*What to produce*:
Using the data below, copy every line that contains the word "ГосНИИХП".

Dataset items:

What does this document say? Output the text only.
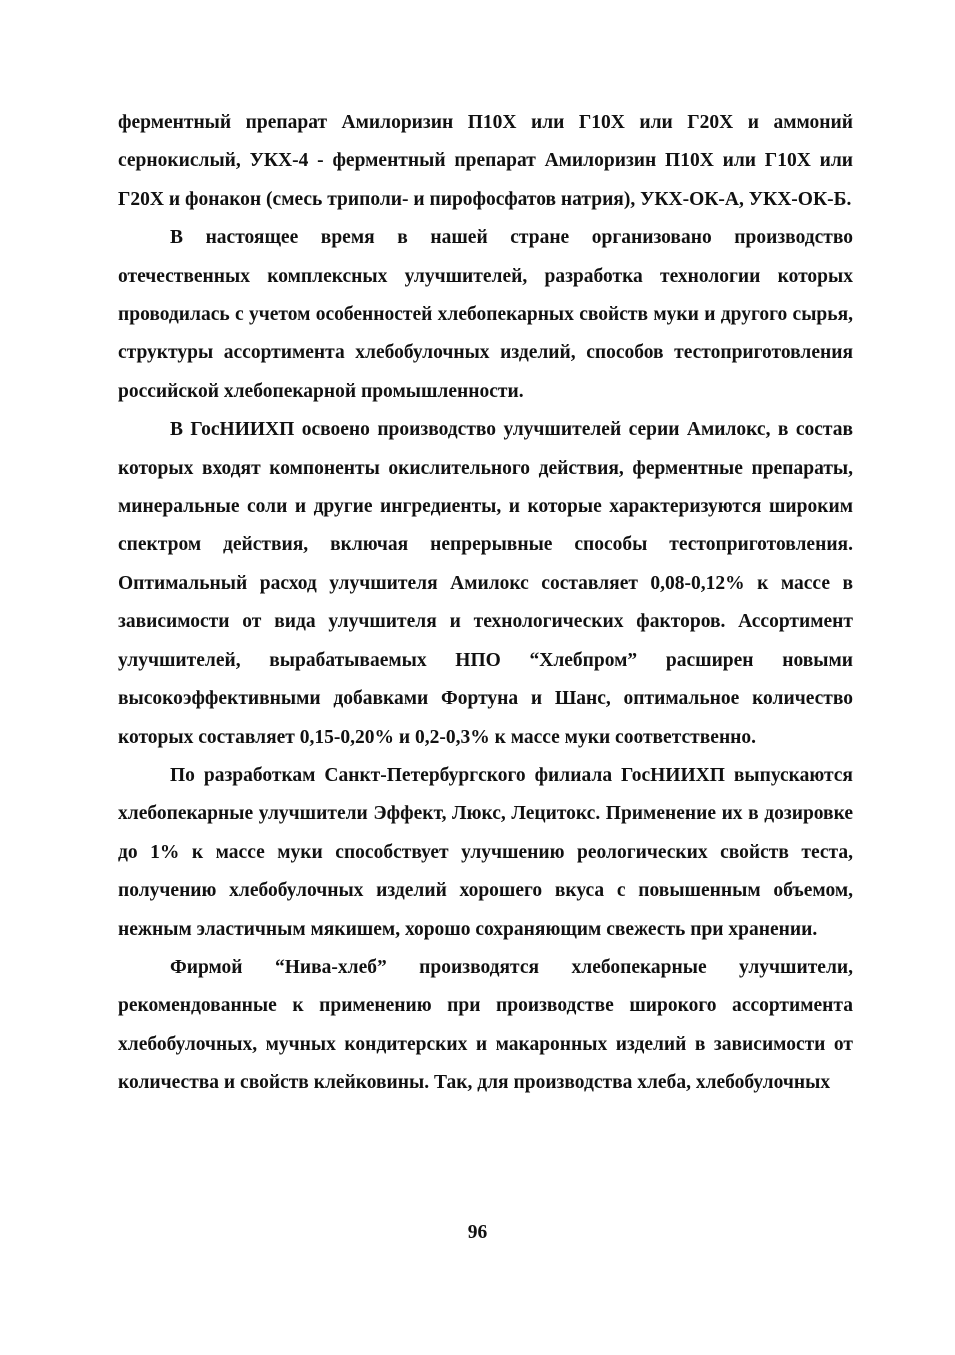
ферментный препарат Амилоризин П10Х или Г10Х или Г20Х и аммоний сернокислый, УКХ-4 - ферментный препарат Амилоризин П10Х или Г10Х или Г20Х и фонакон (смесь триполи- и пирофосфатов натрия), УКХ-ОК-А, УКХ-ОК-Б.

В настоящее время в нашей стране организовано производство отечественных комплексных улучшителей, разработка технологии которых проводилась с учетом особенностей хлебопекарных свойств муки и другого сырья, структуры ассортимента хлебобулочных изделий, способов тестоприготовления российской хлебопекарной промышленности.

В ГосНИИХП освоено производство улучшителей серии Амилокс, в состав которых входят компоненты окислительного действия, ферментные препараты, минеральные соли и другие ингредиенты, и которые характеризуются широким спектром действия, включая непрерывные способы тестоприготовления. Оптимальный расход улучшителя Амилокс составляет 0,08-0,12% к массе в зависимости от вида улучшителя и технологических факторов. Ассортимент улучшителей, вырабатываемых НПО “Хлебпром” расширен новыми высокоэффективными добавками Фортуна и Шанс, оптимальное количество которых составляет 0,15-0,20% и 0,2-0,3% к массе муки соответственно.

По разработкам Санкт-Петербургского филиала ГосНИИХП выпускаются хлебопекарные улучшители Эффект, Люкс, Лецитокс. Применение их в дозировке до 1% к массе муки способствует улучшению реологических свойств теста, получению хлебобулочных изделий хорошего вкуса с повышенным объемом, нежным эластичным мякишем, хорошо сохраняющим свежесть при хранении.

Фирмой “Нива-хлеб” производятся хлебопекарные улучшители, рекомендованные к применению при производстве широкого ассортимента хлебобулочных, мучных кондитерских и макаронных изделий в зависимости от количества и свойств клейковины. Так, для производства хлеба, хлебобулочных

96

*Output below*:
В ГосНИИХП освоено производство улучшителей серии Амилокс, в состав которых входят компоненты окислительного действия, ферментные препараты, минеральные соли и другие ингредиенты, и которые характеризуются широким спектром действия, включая непрерывные способы тестоприготовления. Оптимальный расход улучшителя Амилокс составляет 0,08-0,12% к массе в зависимости от вида улучшителя и технологических факторов. Ассортимент улучшителей, вырабатываемых НПО “Хлебпром” расширен новыми высокоэффективными добавками Фортуна и Шанс, оптимальное количество которых составляет 0,15-0,20% и 0,2-0,3% к массе муки соответственно.
По разработкам Санкт-Петербургского филиала ГосНИИХП выпускаются хлебопекарные улучшители Эффект, Люкс, Лецитокс. Применение их в дозировке до 1% к массе муки способствует улучшению реологических свойств теста, получению хлебобулочных изделий хорошего вкуса с повышенным объемом, нежным эластичным мякишем, хорошо сохраняющим свежесть при хранении.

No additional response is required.